- RECORDED INFORMATION

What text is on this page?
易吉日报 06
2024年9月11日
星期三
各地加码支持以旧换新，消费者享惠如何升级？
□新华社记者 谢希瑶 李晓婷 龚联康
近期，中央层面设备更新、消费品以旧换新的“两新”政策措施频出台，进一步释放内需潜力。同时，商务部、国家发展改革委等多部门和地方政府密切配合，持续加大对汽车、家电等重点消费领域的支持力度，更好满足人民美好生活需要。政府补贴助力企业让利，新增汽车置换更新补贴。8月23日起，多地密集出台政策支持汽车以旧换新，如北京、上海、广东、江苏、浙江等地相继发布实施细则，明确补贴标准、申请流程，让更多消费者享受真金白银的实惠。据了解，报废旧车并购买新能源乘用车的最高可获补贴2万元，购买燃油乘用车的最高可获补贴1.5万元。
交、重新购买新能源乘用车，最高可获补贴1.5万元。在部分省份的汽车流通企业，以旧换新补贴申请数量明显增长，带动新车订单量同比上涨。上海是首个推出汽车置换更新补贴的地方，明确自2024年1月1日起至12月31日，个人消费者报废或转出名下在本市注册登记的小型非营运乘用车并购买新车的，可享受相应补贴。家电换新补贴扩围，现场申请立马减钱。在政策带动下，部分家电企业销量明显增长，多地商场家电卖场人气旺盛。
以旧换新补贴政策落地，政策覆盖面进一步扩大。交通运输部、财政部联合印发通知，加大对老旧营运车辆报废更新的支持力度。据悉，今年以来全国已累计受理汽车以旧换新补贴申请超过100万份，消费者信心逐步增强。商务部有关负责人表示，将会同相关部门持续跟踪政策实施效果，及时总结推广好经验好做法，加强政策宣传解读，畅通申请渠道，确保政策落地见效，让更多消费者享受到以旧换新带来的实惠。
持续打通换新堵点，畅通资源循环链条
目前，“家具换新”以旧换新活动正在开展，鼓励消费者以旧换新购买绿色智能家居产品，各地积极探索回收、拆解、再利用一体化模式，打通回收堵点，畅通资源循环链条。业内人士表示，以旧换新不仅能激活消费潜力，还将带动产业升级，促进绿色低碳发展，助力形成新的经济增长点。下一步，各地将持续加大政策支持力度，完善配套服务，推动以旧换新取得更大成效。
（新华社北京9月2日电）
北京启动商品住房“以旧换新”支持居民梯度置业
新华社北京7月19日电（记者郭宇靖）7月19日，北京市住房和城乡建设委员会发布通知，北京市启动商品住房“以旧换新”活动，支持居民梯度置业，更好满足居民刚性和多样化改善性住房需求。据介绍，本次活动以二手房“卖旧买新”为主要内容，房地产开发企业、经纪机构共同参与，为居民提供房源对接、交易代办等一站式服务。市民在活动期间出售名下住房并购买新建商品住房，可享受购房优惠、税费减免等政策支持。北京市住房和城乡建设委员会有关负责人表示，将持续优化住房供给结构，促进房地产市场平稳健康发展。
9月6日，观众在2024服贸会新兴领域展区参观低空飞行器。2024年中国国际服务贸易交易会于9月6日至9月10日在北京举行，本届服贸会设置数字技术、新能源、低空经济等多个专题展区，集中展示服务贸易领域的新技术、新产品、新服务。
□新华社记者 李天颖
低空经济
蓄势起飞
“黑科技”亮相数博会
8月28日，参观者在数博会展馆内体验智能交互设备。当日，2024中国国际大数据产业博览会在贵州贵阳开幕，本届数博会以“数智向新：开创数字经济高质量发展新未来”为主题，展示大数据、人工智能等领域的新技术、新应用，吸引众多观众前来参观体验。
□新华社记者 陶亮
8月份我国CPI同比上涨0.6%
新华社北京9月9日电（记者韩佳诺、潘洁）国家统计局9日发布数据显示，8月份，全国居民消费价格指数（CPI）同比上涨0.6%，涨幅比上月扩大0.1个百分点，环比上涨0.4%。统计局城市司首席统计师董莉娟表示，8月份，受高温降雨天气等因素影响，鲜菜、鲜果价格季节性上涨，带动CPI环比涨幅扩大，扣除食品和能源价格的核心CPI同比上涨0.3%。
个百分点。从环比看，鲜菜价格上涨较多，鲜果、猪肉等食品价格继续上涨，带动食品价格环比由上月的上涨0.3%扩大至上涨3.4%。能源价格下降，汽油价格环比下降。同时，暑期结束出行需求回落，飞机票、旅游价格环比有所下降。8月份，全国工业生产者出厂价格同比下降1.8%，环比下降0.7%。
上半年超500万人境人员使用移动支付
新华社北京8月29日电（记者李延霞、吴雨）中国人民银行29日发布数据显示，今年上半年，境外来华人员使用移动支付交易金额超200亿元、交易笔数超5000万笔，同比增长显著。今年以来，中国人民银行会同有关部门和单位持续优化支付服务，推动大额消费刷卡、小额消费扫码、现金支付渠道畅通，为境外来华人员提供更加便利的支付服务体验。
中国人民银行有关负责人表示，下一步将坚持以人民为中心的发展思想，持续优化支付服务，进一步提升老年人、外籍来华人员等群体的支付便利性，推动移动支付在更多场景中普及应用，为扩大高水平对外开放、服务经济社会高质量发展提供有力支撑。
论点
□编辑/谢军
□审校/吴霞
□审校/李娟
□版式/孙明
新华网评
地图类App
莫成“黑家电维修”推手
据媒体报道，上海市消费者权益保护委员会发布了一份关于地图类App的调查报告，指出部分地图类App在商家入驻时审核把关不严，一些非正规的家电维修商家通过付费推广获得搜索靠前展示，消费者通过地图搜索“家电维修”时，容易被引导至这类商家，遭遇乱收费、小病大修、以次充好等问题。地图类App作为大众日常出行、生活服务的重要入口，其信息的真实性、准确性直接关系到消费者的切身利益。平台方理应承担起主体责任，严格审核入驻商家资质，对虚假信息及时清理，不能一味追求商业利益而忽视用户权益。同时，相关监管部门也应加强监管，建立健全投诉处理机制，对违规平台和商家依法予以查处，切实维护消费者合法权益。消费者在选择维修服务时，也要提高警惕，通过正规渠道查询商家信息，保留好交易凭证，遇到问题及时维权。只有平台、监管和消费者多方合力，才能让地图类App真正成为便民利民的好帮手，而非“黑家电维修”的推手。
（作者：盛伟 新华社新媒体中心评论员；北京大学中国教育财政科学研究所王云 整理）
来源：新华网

- REQUIRED WORK
What is the number of lines in this material that hold the string "支持居民梯度置业"? Answer with that number only.

- ANSWER IN FULL
2